Au procès de Nuremberg, la SS fut qualifiée d’ association criminelle ». C’est avant tout cette accusation qu’Adriano Romualdi cherche à réfuter dans son introduction. Dans la note où il cite entre autres Adenauer, il considère suffisant de déclarer : « Bien que les Waffen SS n’eussent joué aucun rôle dans la persécution des Juifs, le tribunal de Nuremberg les classa comme “association criminelle” ». Il est intéressant de noter que Romualdi mentionne dans le même livre la « tragédie des Juifs » il écrit dans une note (Romualdi 1996, 36) :

Les atrocités inimaginables commises par l’Armée Rouge contraignirent quinze millions d’Allemands à fuir […]. Trois millions périrent, en raison des difficultés et des mauvais traitements, ou bien systématiquement exterminés par les Soviétiques, ou encore déportés en Sibérie. Des milliers d’entre eux se suicidèrent avec leurs familles pour éviter de subir les sévices des Russes. C’est une tragédie que l’Occident ignore, « mais qui n’est en rien inférieure à celle des Juifs » [c’est nous qui soulignons].

Romualdi admet donc lui-même qu’il y eut une « tragédie des Juifs », telle qu’elle mérite d’être citée à titre de comparaison avec ce qu’il déclare être une autre tragédie terrible, qui ne lui est « en rien inférieure ». Mais alors, qui fut responsable selon lui de la « tragédie des Juifs » Pas les SS en tout cas, affirme-t-il. D’autres soldats allemands, donc Dans ce cas, il n’est sans doute pas très avisé de présenter à titre de témoignage de moralité la déclaration selon laquelle les SS « étaient des soldats comme les autres ». Si paradoxale qu’elle puisse sembler, l’impression est bien celle-ci : Romualdi ne semble avoir recours à la fable des « soldats comme les autres » que par commodité de propagande, et apparaît finalement tout à fait convaincu de la différence radicale entre les SS et les autres soldats allemands.

(Liste des données)
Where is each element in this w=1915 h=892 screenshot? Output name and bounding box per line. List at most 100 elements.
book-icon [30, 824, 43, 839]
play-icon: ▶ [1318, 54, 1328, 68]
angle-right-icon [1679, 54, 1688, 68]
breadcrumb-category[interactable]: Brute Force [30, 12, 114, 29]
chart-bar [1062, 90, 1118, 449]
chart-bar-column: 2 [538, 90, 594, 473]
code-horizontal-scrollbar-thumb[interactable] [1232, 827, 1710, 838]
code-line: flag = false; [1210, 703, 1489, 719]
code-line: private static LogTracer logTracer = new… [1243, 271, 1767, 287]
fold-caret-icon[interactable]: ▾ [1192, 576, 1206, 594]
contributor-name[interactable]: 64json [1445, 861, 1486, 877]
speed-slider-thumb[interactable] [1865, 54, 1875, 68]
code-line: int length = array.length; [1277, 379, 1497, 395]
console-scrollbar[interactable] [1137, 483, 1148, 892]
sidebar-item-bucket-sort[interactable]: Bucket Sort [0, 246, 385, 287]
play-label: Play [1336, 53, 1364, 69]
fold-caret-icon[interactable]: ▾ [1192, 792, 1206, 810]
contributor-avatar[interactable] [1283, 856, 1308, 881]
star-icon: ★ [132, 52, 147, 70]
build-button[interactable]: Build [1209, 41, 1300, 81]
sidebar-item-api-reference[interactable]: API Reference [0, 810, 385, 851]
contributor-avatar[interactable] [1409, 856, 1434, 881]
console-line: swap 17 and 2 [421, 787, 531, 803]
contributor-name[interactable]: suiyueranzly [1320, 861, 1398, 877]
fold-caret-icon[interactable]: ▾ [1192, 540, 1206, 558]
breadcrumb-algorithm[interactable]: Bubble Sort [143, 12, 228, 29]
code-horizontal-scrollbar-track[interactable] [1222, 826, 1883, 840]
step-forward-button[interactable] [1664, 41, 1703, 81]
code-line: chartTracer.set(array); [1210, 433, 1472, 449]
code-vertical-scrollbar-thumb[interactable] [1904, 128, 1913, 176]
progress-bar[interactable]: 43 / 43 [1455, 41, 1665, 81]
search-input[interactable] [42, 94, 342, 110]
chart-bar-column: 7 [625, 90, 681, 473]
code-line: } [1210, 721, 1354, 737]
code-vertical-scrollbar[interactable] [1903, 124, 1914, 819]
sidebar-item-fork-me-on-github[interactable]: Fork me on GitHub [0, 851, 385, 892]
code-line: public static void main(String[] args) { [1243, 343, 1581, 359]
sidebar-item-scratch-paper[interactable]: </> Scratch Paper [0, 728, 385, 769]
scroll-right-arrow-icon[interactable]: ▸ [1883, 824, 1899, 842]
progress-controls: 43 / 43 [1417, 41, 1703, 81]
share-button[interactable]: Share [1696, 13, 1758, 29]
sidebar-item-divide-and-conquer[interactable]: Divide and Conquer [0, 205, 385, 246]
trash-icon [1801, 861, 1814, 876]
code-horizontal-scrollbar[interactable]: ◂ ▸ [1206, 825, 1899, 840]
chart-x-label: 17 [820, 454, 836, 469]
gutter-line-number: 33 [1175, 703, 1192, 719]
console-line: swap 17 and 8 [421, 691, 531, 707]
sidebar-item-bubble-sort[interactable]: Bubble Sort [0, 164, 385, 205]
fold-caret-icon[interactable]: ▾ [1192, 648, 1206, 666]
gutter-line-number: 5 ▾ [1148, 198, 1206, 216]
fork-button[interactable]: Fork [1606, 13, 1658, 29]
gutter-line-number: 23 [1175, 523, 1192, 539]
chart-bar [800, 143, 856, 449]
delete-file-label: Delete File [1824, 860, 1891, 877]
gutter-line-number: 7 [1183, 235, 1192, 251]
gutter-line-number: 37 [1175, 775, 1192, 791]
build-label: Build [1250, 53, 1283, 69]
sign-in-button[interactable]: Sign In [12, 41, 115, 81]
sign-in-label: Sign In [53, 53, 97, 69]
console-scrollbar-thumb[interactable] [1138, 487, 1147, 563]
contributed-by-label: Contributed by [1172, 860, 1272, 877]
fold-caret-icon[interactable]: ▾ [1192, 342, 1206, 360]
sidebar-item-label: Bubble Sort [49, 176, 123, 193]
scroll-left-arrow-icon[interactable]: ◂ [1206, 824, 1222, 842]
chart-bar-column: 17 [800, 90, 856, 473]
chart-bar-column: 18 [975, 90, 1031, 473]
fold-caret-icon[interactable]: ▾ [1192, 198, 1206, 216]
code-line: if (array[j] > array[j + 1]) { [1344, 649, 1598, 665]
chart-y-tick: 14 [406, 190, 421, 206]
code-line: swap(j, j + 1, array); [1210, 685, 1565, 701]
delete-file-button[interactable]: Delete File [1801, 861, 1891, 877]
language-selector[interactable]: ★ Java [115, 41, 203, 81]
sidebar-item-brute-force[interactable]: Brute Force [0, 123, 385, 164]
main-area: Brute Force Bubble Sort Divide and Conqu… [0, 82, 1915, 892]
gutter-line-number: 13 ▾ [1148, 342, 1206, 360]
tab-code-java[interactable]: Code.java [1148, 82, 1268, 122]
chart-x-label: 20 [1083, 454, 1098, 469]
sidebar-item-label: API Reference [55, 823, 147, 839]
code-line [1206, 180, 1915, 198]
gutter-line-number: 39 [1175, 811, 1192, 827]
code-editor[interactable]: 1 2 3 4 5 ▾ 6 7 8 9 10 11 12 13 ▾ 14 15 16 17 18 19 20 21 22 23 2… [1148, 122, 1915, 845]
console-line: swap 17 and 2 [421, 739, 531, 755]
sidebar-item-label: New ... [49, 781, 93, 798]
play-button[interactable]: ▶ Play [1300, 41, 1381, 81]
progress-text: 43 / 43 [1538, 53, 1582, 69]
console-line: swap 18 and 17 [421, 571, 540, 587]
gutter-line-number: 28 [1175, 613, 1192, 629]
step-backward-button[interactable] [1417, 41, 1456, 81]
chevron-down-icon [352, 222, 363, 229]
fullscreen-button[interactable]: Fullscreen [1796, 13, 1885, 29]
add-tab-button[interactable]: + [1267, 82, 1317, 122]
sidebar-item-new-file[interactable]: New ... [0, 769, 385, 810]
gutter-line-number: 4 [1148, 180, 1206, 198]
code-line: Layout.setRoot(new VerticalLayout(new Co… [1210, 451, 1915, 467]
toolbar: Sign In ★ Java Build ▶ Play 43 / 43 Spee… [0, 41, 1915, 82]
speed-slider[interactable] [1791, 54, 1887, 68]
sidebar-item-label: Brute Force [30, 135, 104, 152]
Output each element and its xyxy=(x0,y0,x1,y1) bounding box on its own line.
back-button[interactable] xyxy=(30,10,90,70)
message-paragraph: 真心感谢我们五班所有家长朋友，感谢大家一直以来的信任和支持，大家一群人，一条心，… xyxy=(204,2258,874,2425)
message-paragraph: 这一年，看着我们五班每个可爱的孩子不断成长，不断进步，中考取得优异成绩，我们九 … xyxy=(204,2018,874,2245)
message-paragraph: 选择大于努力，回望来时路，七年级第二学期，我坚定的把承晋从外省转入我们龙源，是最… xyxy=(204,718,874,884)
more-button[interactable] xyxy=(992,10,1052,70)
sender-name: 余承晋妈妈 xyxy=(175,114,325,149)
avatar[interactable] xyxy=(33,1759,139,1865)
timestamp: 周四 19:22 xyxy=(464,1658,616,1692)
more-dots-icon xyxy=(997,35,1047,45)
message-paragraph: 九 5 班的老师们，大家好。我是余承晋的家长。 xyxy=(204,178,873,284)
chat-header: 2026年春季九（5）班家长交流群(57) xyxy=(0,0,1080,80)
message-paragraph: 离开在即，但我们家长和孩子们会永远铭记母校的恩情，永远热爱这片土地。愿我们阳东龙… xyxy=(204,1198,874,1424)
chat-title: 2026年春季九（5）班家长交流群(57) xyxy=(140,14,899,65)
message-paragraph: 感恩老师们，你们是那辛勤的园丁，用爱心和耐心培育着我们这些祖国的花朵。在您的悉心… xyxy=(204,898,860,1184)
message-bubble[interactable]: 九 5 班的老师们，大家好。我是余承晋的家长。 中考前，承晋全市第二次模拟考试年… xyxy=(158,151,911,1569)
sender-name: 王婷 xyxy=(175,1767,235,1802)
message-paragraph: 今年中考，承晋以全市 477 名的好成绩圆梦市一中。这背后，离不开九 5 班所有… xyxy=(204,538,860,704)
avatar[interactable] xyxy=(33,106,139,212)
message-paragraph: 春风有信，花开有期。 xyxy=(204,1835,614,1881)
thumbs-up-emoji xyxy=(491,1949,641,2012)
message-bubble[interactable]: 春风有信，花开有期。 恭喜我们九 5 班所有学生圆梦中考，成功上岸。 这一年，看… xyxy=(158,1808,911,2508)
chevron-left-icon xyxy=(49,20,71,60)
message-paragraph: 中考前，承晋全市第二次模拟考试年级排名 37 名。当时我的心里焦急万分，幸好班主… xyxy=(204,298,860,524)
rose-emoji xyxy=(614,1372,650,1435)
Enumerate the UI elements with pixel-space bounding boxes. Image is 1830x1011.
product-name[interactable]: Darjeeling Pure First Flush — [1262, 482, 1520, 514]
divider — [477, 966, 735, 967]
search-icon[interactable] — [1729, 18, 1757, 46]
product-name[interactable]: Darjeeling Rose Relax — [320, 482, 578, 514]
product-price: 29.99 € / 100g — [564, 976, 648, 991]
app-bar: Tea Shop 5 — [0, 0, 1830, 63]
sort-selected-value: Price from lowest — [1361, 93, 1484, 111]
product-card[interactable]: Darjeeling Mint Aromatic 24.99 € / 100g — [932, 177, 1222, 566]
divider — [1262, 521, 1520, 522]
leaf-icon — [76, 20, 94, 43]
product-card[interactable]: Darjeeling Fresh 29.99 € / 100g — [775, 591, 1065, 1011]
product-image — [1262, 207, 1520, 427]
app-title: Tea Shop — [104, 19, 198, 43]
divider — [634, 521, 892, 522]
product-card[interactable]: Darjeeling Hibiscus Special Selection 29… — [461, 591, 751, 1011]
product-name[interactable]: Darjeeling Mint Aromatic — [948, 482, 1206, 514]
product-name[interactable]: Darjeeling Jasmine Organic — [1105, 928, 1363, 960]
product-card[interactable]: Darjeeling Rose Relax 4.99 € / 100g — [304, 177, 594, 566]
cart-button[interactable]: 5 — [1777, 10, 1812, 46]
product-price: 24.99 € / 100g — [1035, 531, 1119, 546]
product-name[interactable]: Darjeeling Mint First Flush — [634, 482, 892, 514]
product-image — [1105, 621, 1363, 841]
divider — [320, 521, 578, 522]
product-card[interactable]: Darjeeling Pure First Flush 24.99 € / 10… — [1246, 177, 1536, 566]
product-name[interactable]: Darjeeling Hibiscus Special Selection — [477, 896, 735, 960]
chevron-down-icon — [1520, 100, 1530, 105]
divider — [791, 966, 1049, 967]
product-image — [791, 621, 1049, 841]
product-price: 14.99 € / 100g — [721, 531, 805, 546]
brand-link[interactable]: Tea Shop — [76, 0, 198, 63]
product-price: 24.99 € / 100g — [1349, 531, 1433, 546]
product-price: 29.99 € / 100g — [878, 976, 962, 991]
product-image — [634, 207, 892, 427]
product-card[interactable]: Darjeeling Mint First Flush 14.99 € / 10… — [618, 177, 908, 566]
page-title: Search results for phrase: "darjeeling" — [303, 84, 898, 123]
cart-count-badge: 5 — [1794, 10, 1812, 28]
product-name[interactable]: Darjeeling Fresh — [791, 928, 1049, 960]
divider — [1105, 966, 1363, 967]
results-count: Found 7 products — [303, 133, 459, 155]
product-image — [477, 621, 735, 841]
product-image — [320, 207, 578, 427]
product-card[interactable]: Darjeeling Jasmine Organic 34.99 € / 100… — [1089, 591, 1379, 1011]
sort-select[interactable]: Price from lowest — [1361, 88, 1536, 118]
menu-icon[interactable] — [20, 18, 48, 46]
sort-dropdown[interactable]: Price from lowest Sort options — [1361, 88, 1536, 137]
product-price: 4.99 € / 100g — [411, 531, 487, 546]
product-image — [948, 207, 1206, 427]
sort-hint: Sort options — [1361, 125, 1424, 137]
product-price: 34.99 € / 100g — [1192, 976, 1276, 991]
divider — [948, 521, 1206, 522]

Tâches à réaliser.
1: D'après le passage cité dans le texte fourni, de quelles manières les trois millions d'Allemands périrent-ils ? Énumérez-les toutes.
2: Dupliquez à l'identique la partie de la liste des données qui s'étend de son début jusqu'à la ligne contenant "angle-right-icon [1679, 54, 1688, 68]", cette dernière comprise.

Résultats par tâche.
1:
- en raison des difficultés et des mauvais traitements
- systématiquement exterminés par les Soviétiques
- déportés en Sibérie

2:
Where is each element in this w=1915 h=892 screenshot? Output name and bounding box per line. List at most 100 elements.
book-icon [30, 824, 43, 839]
play-icon: ▶ [1318, 54, 1328, 68]
angle-right-icon [1679, 54, 1688, 68]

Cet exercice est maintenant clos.